**Exercise objective**. Go through the listing and pick out each line with the word "there" in it.

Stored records
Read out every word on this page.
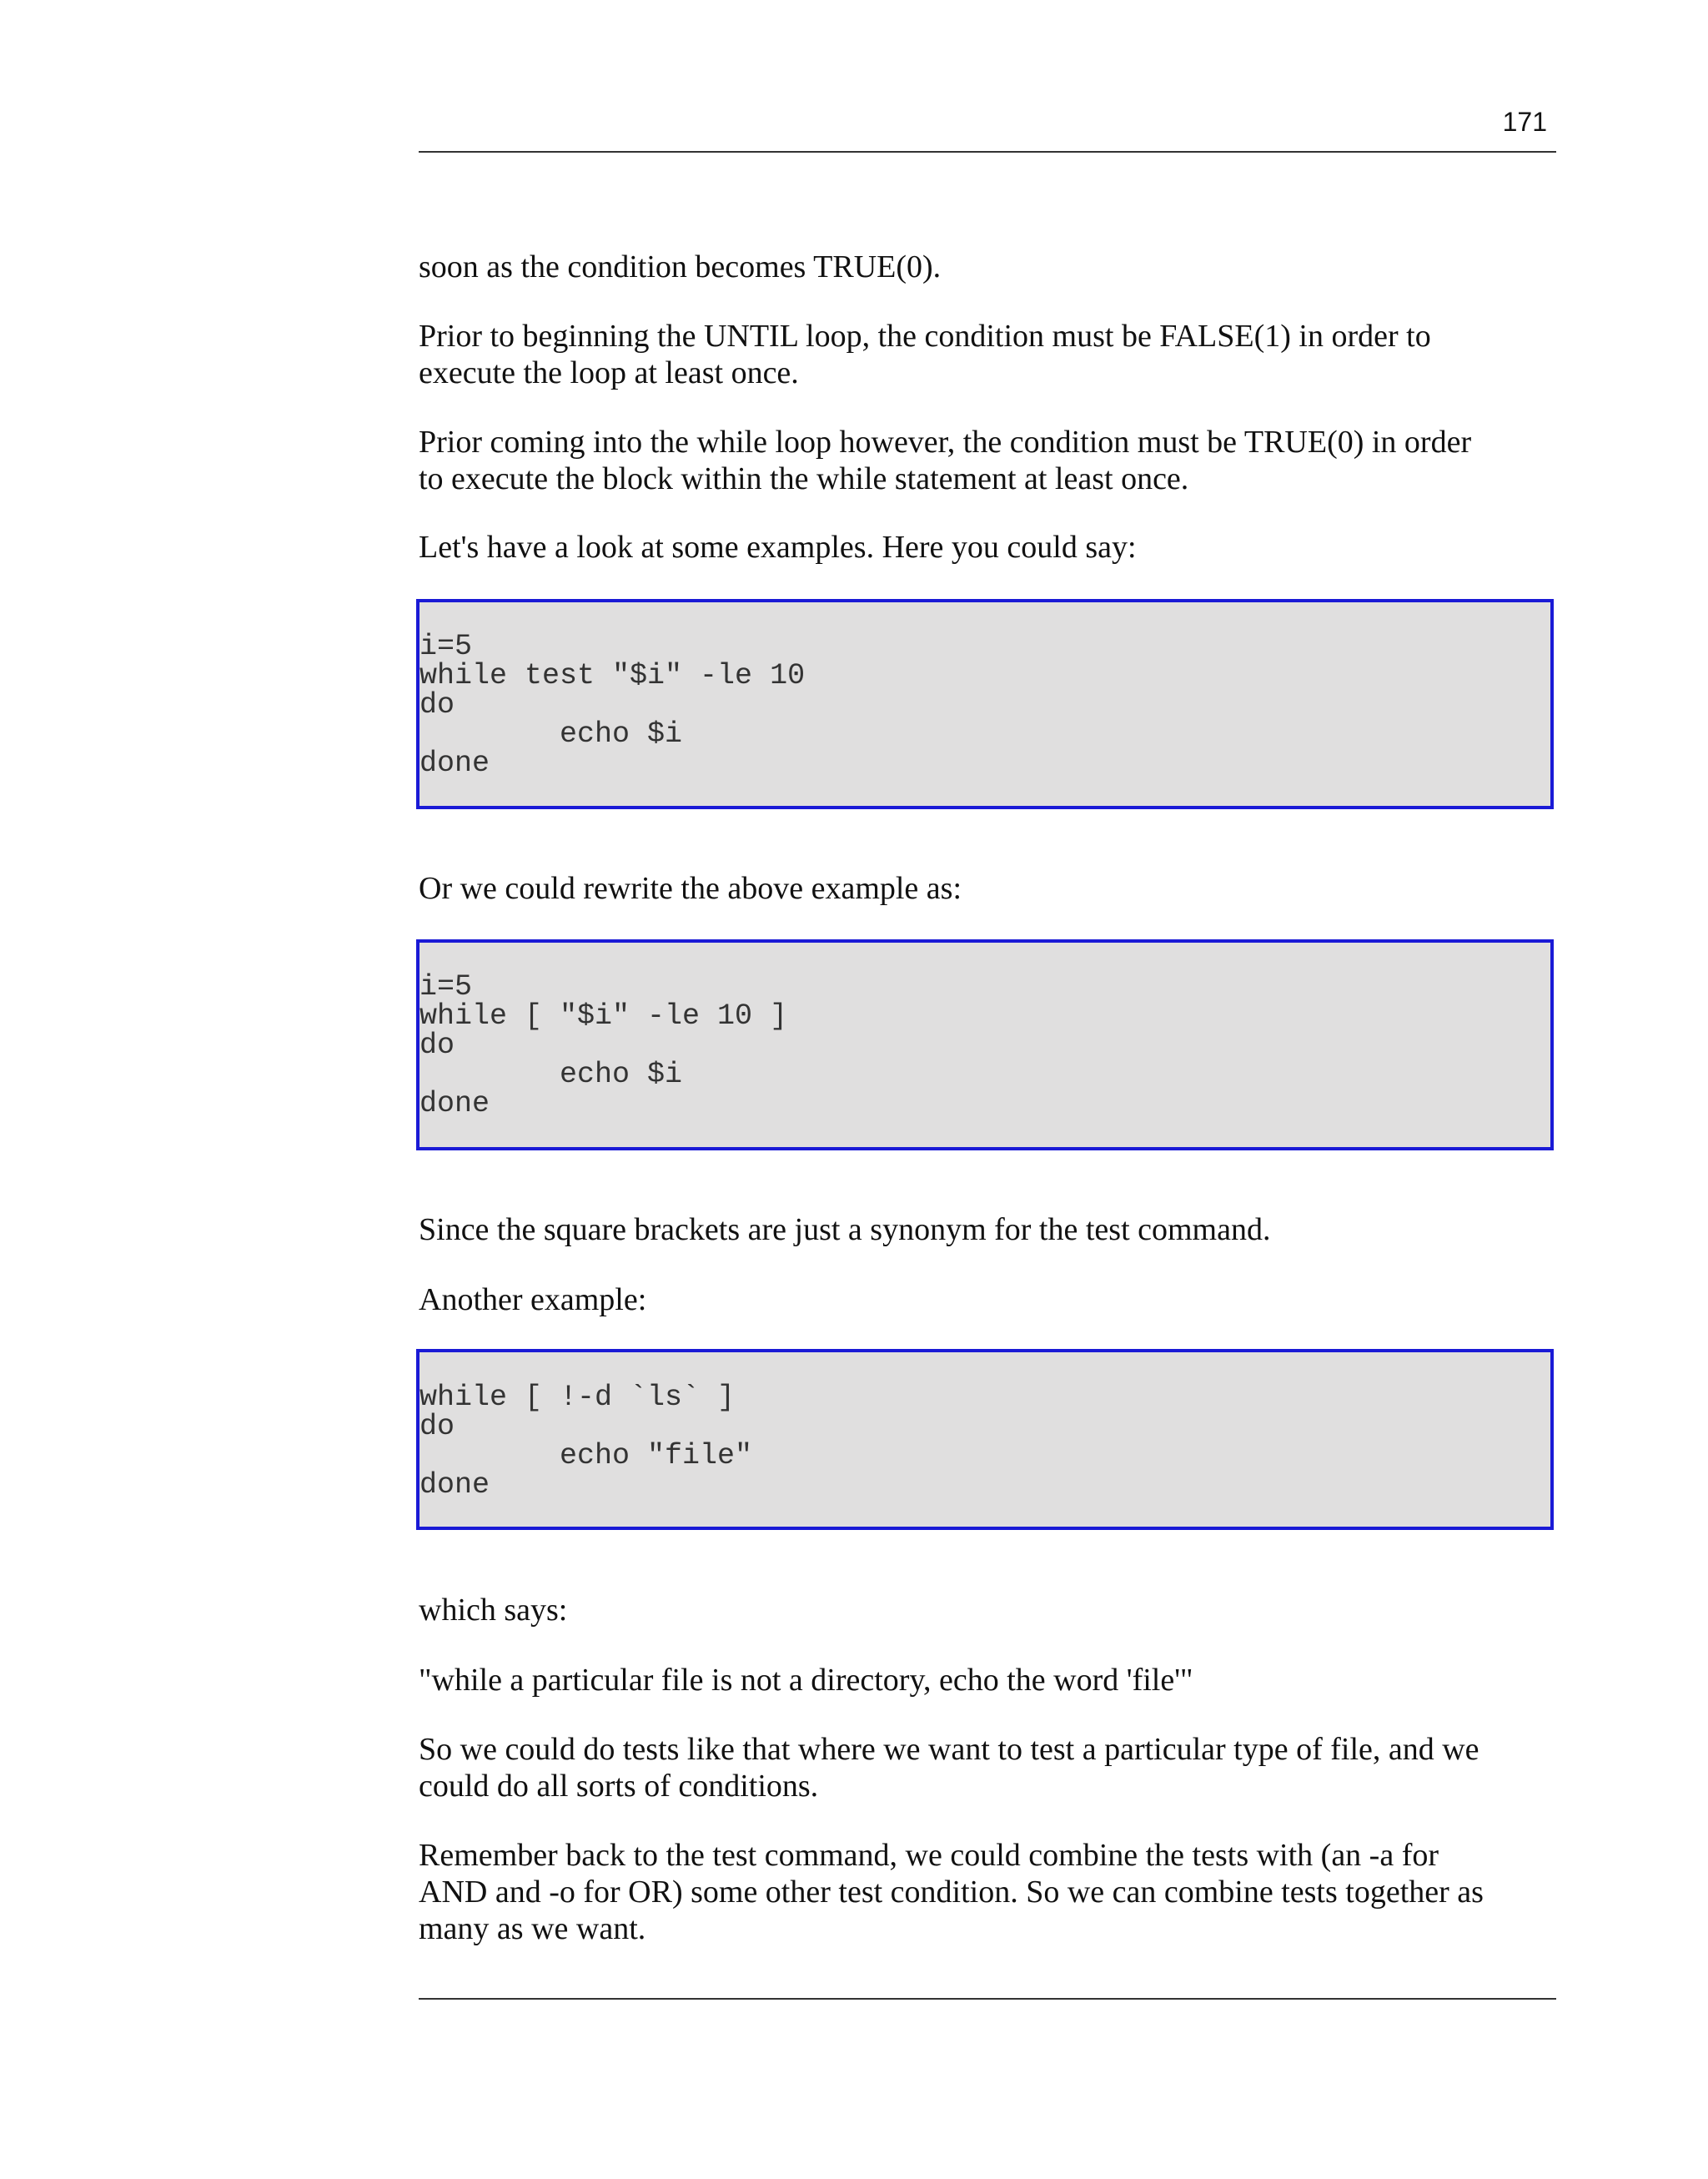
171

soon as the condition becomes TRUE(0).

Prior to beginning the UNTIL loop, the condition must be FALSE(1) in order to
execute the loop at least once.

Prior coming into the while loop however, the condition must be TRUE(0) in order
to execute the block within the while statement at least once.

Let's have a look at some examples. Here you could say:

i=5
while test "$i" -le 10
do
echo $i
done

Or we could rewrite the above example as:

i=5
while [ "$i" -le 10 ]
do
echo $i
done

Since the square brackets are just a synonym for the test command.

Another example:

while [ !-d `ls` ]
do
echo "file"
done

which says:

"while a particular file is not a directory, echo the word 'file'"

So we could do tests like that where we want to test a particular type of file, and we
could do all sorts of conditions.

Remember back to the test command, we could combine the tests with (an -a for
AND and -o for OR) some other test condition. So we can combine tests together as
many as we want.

---

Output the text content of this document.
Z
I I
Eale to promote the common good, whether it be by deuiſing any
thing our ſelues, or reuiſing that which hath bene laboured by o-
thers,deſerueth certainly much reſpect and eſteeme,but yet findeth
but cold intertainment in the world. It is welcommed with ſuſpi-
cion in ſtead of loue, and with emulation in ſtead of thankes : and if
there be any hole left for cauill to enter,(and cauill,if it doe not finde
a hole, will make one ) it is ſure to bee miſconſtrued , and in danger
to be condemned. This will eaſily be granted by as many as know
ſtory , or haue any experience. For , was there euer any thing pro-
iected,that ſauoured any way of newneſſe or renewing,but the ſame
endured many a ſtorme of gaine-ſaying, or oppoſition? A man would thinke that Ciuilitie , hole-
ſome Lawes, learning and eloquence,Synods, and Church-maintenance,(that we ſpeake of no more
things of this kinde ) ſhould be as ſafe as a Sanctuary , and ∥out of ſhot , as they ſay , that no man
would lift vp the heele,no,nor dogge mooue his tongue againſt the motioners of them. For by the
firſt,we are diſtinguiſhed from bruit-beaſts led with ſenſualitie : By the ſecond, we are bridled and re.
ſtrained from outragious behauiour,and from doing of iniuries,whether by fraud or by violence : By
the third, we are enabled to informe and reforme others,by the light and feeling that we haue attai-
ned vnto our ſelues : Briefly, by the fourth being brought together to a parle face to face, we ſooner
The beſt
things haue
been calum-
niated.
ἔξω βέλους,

...

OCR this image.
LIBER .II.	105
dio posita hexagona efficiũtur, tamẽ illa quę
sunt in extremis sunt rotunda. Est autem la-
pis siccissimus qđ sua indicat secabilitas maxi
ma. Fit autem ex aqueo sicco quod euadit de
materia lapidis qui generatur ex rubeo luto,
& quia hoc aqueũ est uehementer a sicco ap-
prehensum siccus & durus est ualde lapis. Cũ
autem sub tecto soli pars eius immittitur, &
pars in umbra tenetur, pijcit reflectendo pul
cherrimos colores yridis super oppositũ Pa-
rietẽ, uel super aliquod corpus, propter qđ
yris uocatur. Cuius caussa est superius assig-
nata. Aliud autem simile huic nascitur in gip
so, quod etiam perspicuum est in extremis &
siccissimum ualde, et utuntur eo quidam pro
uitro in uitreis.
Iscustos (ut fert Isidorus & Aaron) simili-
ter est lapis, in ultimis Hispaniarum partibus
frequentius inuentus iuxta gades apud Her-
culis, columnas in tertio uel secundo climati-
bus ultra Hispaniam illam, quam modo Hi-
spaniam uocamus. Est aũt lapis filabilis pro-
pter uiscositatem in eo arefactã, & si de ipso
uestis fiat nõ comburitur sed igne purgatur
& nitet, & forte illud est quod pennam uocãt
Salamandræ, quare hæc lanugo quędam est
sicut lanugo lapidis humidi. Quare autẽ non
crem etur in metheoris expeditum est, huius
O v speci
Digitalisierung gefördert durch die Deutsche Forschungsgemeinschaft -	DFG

**Reply**.
there be any hole left for cauill to enter,(and cauill,if it doe not finde
ſtory , or haue any experience. For , was there euer any thing pro-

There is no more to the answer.